▶ **Set problem**:
What lines of the data include the string "следующее"? Copy them all.

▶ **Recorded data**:
========================================================================

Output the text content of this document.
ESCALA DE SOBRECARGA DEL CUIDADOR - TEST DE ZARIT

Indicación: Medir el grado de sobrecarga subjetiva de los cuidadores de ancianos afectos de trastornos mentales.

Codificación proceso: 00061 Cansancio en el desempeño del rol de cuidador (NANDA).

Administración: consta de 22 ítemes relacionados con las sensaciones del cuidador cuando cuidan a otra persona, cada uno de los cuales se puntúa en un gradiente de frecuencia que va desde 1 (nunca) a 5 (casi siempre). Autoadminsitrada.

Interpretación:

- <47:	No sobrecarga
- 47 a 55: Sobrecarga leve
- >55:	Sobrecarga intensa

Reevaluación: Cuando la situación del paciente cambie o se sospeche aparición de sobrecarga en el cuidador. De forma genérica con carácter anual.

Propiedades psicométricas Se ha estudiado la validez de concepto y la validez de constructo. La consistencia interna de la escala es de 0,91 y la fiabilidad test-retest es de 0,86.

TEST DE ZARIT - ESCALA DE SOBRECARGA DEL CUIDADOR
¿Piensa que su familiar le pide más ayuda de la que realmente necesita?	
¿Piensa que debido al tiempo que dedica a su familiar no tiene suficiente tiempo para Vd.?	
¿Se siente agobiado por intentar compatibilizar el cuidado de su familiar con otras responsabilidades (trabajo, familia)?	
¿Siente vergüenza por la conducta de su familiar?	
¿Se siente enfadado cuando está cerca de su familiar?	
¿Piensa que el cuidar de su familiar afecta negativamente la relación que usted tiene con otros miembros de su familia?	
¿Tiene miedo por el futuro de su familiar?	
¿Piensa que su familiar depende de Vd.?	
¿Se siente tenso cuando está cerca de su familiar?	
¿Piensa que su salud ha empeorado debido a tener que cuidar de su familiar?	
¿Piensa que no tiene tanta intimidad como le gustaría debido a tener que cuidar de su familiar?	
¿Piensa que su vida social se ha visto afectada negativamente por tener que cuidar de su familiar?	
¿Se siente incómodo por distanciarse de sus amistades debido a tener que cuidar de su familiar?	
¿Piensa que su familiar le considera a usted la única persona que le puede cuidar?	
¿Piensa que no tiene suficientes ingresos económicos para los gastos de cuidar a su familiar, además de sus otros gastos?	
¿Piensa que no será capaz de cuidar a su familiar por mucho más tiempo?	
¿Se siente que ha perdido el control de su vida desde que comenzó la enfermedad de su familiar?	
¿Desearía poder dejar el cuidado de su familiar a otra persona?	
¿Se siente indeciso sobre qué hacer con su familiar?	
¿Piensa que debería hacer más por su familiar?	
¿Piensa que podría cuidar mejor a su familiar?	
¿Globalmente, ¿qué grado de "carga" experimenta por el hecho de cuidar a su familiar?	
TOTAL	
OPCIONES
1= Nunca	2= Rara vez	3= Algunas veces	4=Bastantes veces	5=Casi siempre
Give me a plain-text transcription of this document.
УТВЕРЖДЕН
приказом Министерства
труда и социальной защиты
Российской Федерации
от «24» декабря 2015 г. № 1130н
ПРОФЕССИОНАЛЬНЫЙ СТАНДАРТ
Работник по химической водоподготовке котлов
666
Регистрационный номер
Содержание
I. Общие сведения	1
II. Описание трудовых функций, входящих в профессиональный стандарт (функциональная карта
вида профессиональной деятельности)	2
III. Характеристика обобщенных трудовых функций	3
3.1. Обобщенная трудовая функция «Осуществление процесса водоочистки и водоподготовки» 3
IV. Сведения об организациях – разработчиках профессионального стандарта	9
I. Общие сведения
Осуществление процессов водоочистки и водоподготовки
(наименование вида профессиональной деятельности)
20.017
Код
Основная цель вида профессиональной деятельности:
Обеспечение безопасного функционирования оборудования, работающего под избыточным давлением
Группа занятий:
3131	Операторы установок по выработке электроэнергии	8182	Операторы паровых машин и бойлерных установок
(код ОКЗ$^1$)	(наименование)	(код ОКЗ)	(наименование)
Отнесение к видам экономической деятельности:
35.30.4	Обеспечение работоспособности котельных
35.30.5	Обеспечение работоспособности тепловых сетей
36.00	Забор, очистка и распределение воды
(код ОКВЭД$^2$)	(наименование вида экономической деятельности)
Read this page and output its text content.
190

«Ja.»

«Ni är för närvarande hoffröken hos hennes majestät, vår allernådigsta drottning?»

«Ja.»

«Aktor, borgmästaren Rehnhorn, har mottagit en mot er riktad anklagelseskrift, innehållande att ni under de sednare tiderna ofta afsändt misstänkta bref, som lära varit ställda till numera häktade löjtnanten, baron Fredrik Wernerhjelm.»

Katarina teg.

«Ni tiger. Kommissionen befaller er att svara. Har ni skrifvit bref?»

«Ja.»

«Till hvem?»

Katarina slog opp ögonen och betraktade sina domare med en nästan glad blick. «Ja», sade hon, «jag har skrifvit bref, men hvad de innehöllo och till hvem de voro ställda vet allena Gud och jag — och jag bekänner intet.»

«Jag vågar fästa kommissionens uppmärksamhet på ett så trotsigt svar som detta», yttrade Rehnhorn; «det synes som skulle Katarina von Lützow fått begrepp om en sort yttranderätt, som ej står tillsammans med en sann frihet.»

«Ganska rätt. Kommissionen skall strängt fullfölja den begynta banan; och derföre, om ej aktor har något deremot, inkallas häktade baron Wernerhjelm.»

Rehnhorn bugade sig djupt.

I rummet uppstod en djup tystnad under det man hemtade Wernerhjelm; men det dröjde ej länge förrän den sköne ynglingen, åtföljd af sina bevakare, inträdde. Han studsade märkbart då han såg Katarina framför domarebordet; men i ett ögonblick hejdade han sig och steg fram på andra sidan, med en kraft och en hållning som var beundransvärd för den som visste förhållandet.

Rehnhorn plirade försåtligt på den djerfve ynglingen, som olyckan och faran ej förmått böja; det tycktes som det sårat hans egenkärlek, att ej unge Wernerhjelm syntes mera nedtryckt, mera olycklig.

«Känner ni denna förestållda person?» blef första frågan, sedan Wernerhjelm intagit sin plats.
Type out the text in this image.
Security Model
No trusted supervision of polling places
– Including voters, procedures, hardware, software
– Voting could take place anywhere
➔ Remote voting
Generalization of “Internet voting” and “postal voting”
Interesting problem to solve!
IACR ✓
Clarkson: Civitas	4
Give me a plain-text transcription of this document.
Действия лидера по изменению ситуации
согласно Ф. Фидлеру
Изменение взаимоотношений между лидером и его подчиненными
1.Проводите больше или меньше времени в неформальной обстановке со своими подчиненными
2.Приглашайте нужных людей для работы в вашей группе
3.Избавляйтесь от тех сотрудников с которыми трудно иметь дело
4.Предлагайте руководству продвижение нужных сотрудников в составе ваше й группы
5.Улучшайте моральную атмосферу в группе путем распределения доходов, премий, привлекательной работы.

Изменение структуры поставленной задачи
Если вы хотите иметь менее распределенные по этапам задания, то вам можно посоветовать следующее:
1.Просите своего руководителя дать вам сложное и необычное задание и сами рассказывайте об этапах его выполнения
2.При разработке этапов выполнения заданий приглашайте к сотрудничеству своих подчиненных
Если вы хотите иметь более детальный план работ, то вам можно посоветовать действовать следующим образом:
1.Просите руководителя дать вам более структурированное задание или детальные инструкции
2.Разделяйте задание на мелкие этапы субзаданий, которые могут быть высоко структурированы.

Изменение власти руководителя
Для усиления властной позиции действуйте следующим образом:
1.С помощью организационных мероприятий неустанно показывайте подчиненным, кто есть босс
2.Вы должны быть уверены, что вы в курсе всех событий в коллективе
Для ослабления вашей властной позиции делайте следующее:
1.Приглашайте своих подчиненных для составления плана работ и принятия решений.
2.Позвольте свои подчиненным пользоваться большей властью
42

========================================================================

▶ **Problem solution**:
Если вы хотите иметь менее распределенные по этапам задания, то вам можно посоветовать следующее:
Для ослабления вашей властной позиции делайте следующее:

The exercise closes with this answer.